- _EXTRACT TO READ_
>> START
Quality control is a key factor in making sure green tea dietary supplement products pack the same antioxidant punch as green tea leaves used for brewing beverages, according to U.S. Department of Agriculture (USDA) scientists.
Green tea-based dietary supplements have gained popularity in the U.S. market in recent years. But when it comes to sipping green tea versus taking the dietary supplement form, the better choice relative to health is unknown.
Scientists with USDA's Agricultural Research Service (ARS) in Beltsville, Md., studied the differences between phytochemicals in green tea dietary supplements and green tea leaves used for brewing beverages. ARS is USDA's principal intramural scientific research agency.
Chemist Pei Chen, with the ARS Beltsville Human Nutrition Research Center, headed the study. Chen and colleagues Jianqhao Sun and Long-Ze Lin analyzed extractions of 20 commercially available green tea dietary supplement products and eight dry green tea leaf samples. They compared the chemical constituents of the samples using an analytical technique called "HPLC/MS." This technique can separate one chemical constituent from another in a complex matrix. The technique also has the ability to identify and quantify chemical constituents accurately.
>> END
Transcribe the passage of the green tea supplement text from "Chemist Pei Chen, with" to "chemical constituents accurately.". The records that come next were drawn from a separate source.

- _EXCERPTED DATA_
>> START
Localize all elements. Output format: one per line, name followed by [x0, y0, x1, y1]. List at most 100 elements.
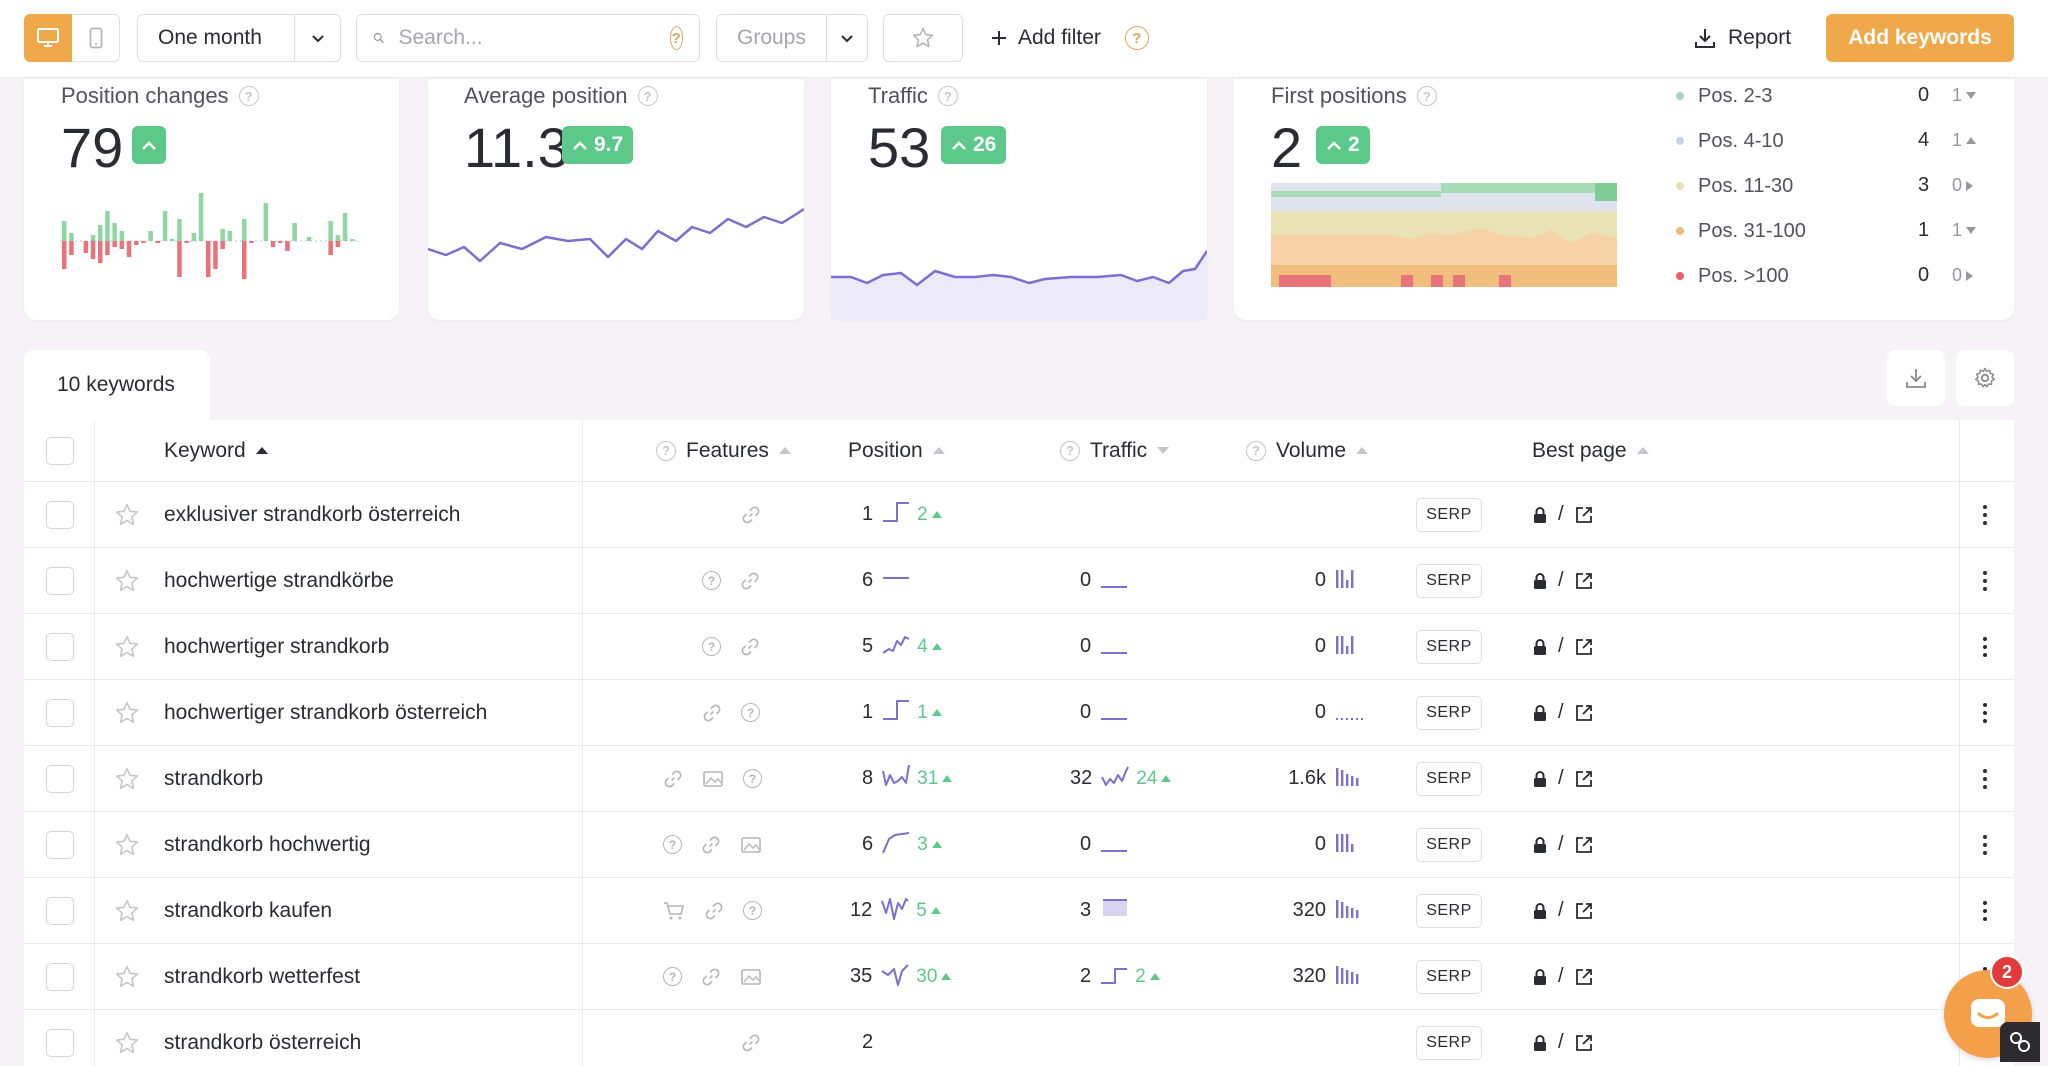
features-header[interactable]: ? Features [656, 420, 791, 481]
row-checkbox[interactable] [46, 1028, 74, 1057]
favorite-toggle[interactable] [114, 680, 140, 745]
row-menu-button[interactable] [1983, 878, 1987, 943]
keyword-text[interactable]: hochwertige strandkörbe [164, 568, 394, 592]
table-row[interactable]: strandkorb ? 8 31 32 24 1.6k SERP / [24, 746, 2014, 812]
favorite-toggle[interactable] [114, 746, 140, 811]
row-menu-button[interactable] [1983, 746, 1987, 811]
best-page-path[interactable]: / [1558, 965, 1564, 987]
add-filter-button[interactable]: Add filter ? [990, 14, 1149, 62]
serp-button[interactable]: SERP [1416, 827, 1482, 862]
help-icon[interactable]: ? [656, 440, 676, 461]
keywords-count-tab[interactable]: 10 keywords [24, 350, 210, 420]
help-icon[interactable]: ? [238, 86, 259, 106]
volume-header[interactable]: ? Volume [1246, 420, 1369, 481]
add-keywords-button[interactable]: Add keywords [1826, 14, 2014, 62]
export-button[interactable] [1887, 350, 1945, 406]
serp-button[interactable]: SERP [1416, 497, 1482, 532]
groups-select[interactable]: Groups [716, 14, 868, 62]
filter-help-icon[interactable]: ? [1124, 26, 1149, 50]
row-checkbox[interactable] [46, 566, 74, 595]
favorites-filter-button[interactable] [883, 14, 963, 62]
table-settings-button[interactable] [1956, 350, 2014, 406]
favorite-toggle[interactable] [114, 812, 140, 877]
best-page-path[interactable]: / [1558, 1031, 1564, 1053]
external-link-icon[interactable] [1574, 505, 1594, 525]
row-checkbox[interactable] [46, 500, 74, 529]
external-link-icon[interactable] [1574, 835, 1594, 855]
keyword-text[interactable]: strandkorb kaufen [164, 898, 333, 922]
table-row[interactable]: strandkorb österreich 2 SERP / [24, 1010, 2014, 1066]
row-checkbox[interactable] [46, 764, 74, 793]
row-checkbox[interactable] [46, 830, 74, 859]
keyword-text[interactable]: strandkorb [164, 766, 264, 790]
serp-button[interactable]: SERP [1416, 761, 1482, 796]
help-icon[interactable]: ? [637, 86, 658, 106]
favorite-toggle[interactable] [114, 614, 140, 679]
best-page-path[interactable]: / [1558, 701, 1564, 723]
serp-button[interactable]: SERP [1416, 959, 1482, 994]
help-icon[interactable]: ? [1060, 440, 1080, 461]
best-page-header[interactable]: Best page [1532, 420, 1649, 481]
external-link-icon[interactable] [1574, 769, 1594, 789]
best-page-path[interactable]: / [1558, 569, 1564, 591]
external-link-icon[interactable] [1574, 637, 1594, 657]
row-menu-button[interactable] [1983, 548, 1987, 613]
external-link-icon[interactable] [1574, 967, 1594, 987]
serp-button[interactable]: SERP [1416, 695, 1482, 730]
best-page-path[interactable]: / [1558, 503, 1564, 525]
favorite-toggle[interactable] [114, 1010, 140, 1066]
position-header[interactable]: Position [848, 420, 945, 481]
row-checkbox[interactable] [46, 698, 74, 727]
keyword-text[interactable]: exklusiver strandkorb österreich [164, 502, 461, 526]
select-all-checkbox[interactable] [46, 436, 74, 465]
report-button[interactable]: Report [1694, 14, 1791, 62]
row-menu-button[interactable] [1983, 812, 1987, 877]
mobile-view-button[interactable] [72, 14, 120, 62]
external-link-icon[interactable] [1574, 703, 1594, 723]
period-select[interactable]: One month [137, 14, 341, 62]
accessibility-icon[interactable] [2000, 1022, 2040, 1062]
favorite-toggle[interactable] [114, 878, 140, 943]
help-icon[interactable]: ? [937, 86, 958, 106]
serp-button[interactable]: SERP [1416, 629, 1482, 664]
serp-button[interactable]: SERP [1416, 1025, 1482, 1060]
keyword-text[interactable]: hochwertiger strandkorb österreich [164, 700, 488, 724]
serp-button[interactable]: SERP [1416, 893, 1482, 928]
traffic-header[interactable]: ? Traffic [1060, 420, 1170, 481]
best-page-path[interactable]: / [1558, 899, 1564, 921]
best-page-path[interactable]: / [1558, 635, 1564, 657]
serp-button[interactable]: SERP [1416, 563, 1482, 598]
row-menu-button[interactable] [1983, 614, 1987, 679]
row-checkbox[interactable] [46, 962, 74, 991]
external-link-icon[interactable] [1574, 1033, 1594, 1053]
favorite-toggle[interactable] [114, 944, 140, 1009]
search-input[interactable] [398, 26, 670, 50]
keyword-header[interactable]: Keyword [164, 420, 268, 481]
favorite-toggle[interactable] [114, 482, 140, 547]
desktop-view-button[interactable] [24, 14, 72, 62]
favorite-toggle[interactable] [114, 548, 140, 613]
keyword-text[interactable]: strandkorb österreich [164, 1030, 362, 1054]
search-help-icon[interactable]: ? [669, 26, 683, 50]
best-page-path[interactable]: / [1558, 833, 1564, 855]
row-checkbox[interactable] [46, 896, 74, 925]
table-row[interactable]: hochwertige strandkörbe ? 6 0 0 SERP / [24, 548, 2014, 614]
sparkline [883, 700, 910, 720]
keyword-text[interactable]: hochwertiger strandkorb [164, 634, 390, 658]
help-icon[interactable]: ? [1246, 440, 1266, 461]
external-link-icon[interactable] [1574, 901, 1594, 921]
row-checkbox[interactable] [46, 632, 74, 661]
help-icon[interactable]: ? [1416, 86, 1437, 106]
keyword-text[interactable]: strandkorb hochwertig [164, 832, 371, 856]
best-page-path[interactable]: / [1558, 767, 1564, 789]
keyword-text[interactable]: strandkorb wetterfest [164, 964, 361, 988]
external-link-icon[interactable] [1574, 571, 1594, 591]
row-menu-button[interactable] [1983, 680, 1987, 745]
table-row[interactable]: strandkorb kaufen ? 12 5 3 320 SERP / [24, 878, 2014, 944]
row-menu-button[interactable] [1983, 482, 1987, 547]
>> END
- _RESULT BELOW_
Chemist Pei Chen, with the ARS Beltsville Human Nutrition Research Center, headed the study. Chen and colleagues Jianqhao Sun and Long-Ze Lin analyzed extractions of 20 commercially available green tea dietary supplement products and eight dry green tea leaf samples. They compared the chemical constituents of the samples using an analytical technique called "HPLC/MS." This technique can separate one chemical constituent from another in a complex matrix. The technique also has the ability to identify and quantify chemical constituents accurately.